Write out all records as given; omit images.

Provided records:
** start **

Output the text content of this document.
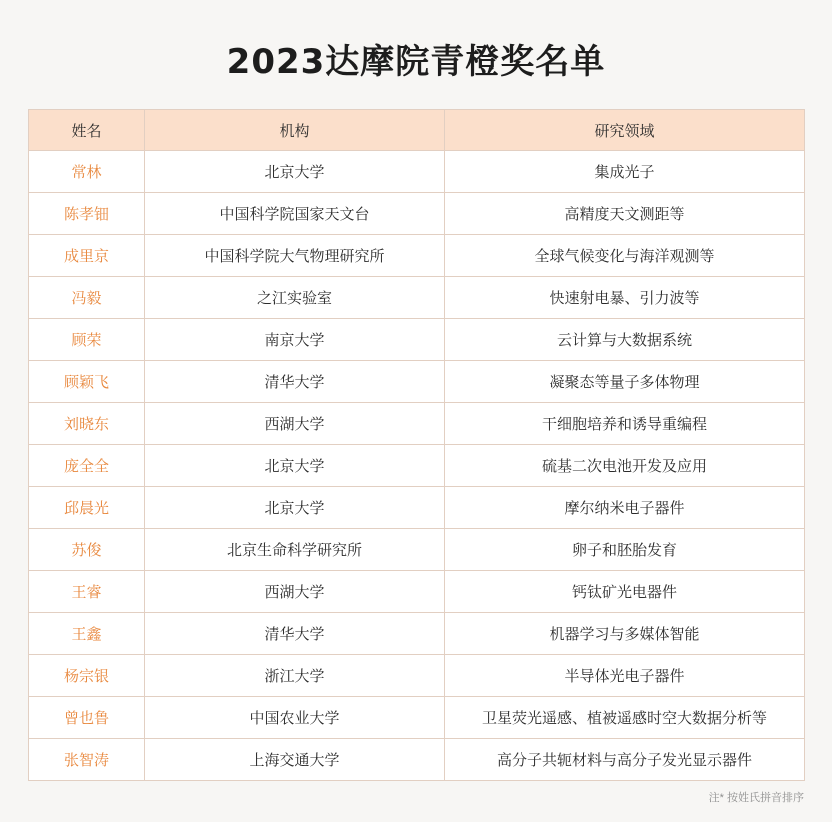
2023达摩院青橙奖名单
姓名	机构	研究领域
常林	北京大学	集成光子
陈孝钿	中国科学院国家天文台	高精度天文测距等
成里京	中国科学院大气物理研究所	全球气候变化与海洋观测等
冯毅	之江实验室	快速射电暴、引力波等
顾荣	南京大学	云计算与大数据系统
顾颖飞	清华大学	凝聚态等量子多体物理
刘晓东	西湖大学	干细胞培养和诱导重编程
庞全全	北京大学	硫基二次电池开发及应用
邱晨光	北京大学	摩尔纳米电子器件
苏俊	北京生命科学研究所	卵子和胚胎发育
王睿	西湖大学	钙钛矿光电器件
王鑫	清华大学	机器学习与多媒体智能
杨宗银	浙江大学	半导体光电子器件
曾也鲁	中国农业大学	卫星荧光遥感、植被遥感时空大数据分析等
张智涛	上海交通大学	高分子共轭材料与高分子发光显示器件
注* 按姓氏拼音排序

** end **

Problem solution:
Output the text content of this document.
2023达摩院青橙奖名单
姓名	机构	研究领域
常林	北京大学	集成光子
陈孝钿	中国科学院国家天文台	高精度天文测距等
成里京	中国科学院大气物理研究所	全球气候变化与海洋观测等
冯毅	之江实验室	快速射电暴、引力波等
顾荣	南京大学	云计算与大数据系统
顾颖飞	清华大学	凝聚态等量子多体物理
刘晓东	西湖大学	干细胞培养和诱导重编程
庞全全	北京大学	硫基二次电池开发及应用
邱晨光	北京大学	摩尔纳米电子器件
苏俊	北京生命科学研究所	卵子和胚胎发育
王睿	西湖大学	钙钛矿光电器件
王鑫	清华大学	机器学习与多媒体智能
杨宗银	浙江大学	半导体光电子器件
曾也鲁	中国农业大学	卫星荧光遥感、植被遥感时空大数据分析等
张智涛	上海交通大学	高分子共轭材料与高分子发光显示器件
注* 按姓氏拼音排序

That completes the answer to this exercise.